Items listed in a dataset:
☆ ☆ ☆

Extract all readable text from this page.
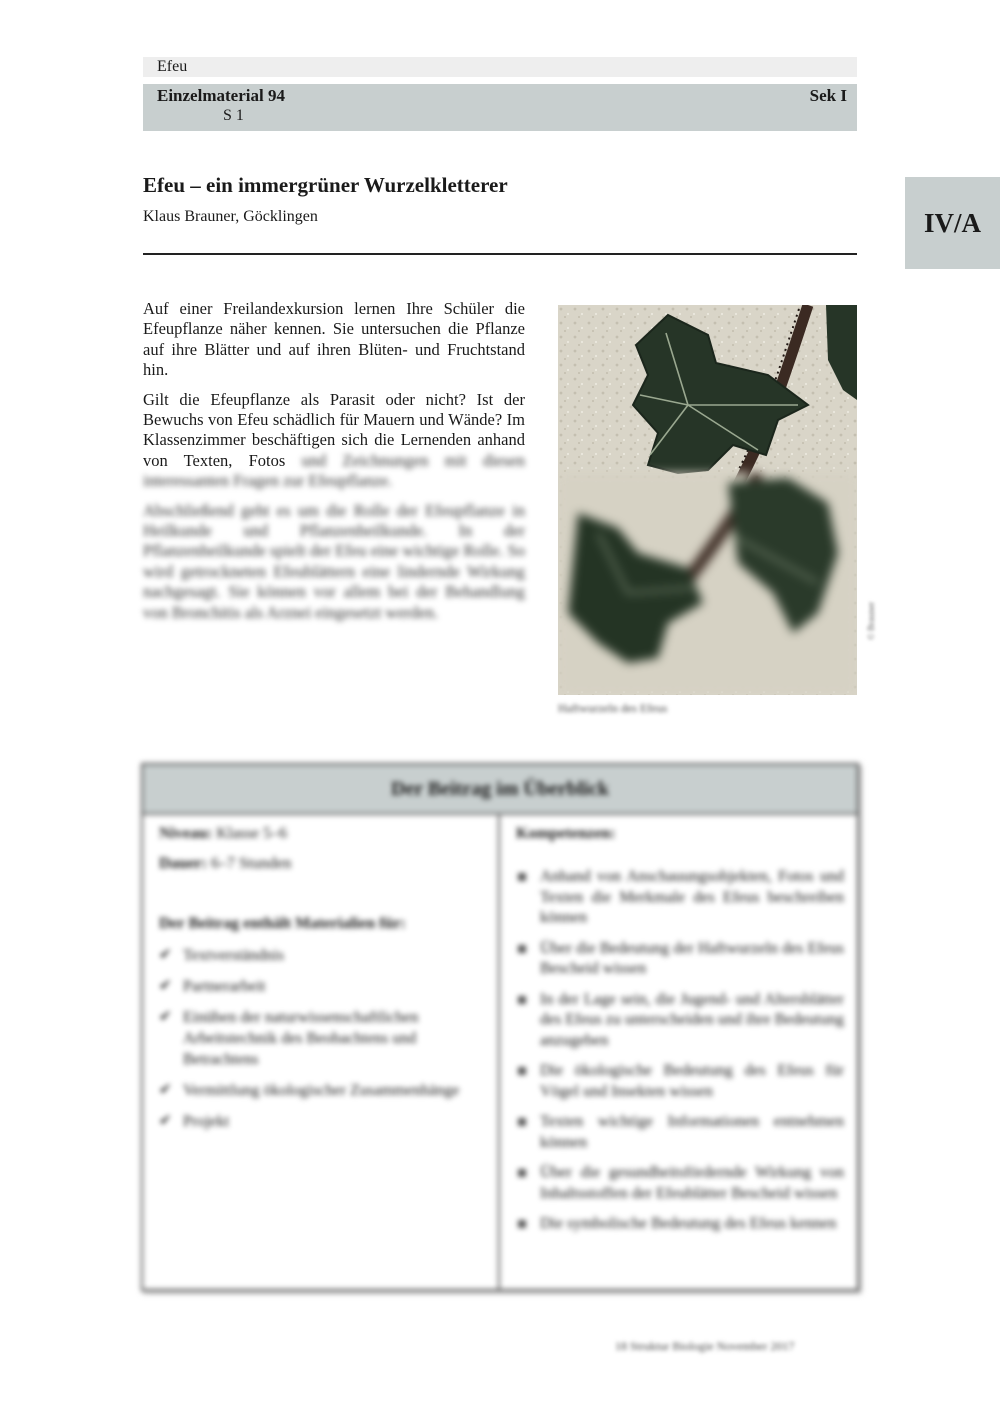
Efeu
Einzelmaterial 94
S 1
Sek I
IV/A
Efeu – ein immergrüner Wurzelkletterer
Klaus Brauner, Göcklingen

Auf einer Freilandexkursion lernen Ihre Schüler die Efeupflanze näher kennen. Sie untersuchen die Pflanze auf ihre Blätter und auf ihren Blüten- und Fruchtstand hin.

Gilt die Efeupflanze als Parasit oder nicht? Ist der Bewuchs von Efeu schädlich für Mauern und Wände? Im Klassenzimmer beschäftigen sich die Lernenden anhand von Texten, Fotos und Zeichnungen mit diesen interessanten Fragen zur Efeupflanze.

Abschließend geht es um die Rolle der Efeupflanze in Heilkunde und Pflanzenheilkunde. In der Pflanzenheilkunde spielt der Efeu eine wichtige Rolle. So wird getrockneten Efeublättern eine lindernde Wirkung nachgesagt. Sie können vor allem bei der Behandlung von Bronchitis als Arznei eingesetzt werden.

Haftwurzeln des Efeus
© Brauner
Der Beitrag im Überblick
Niveau: Klasse 5–6
Dauer: 6–7 Stunden
Der Beitrag enthält Materialien für:
✔ Textverständnis
✔ Partnerarbeit
✔ Einüben der naturwissenschaftlichen Arbeitstechnik des Beobachtens und Betrachtens
✔ Vermittlung ökologischer Zusammenhänge
✔ Projekt
Kompetenzen:
Anhand von Anschauungsobjekten, Fotos und Texten die Merkmale des Efeus beschreiben können
Über die Bedeutung der Haftwurzeln des Efeus Bescheid wissen
In der Lage sein, die Jugend- und Altersblätter des Efeus zu unterscheiden und ihre Bedeutung anzugeben
Die ökologische Bedeutung des Efeus für Vögel und Insekten wissen
Texten wichtige Informationen entnehmen können
Über die gesundheitsfördernde Wirkung von Inhaltsstoffen der Efeublätter Bescheid wissen
Die symbolische Bedeutung des Efeus kennen
18 Struktur Biologie November 2017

☆ ☆ ☆

# What the exercise asks
Copy all lines of the listing above that contain the string "wichtige".

# Answer to this problem
Abschließend geht es um die Rolle der Efeupflanze in Heilkunde und Pflanzenheilkunde. In der Pflanzenheilkunde spielt der Efeu eine wichtige Rolle. So wird getrockneten Efeublättern eine lindernde Wirkung nachgesagt. Sie können vor allem bei der Behandlung von Bronchitis als Arznei eingesetzt werden.
Texten wichtige Informationen entnehmen können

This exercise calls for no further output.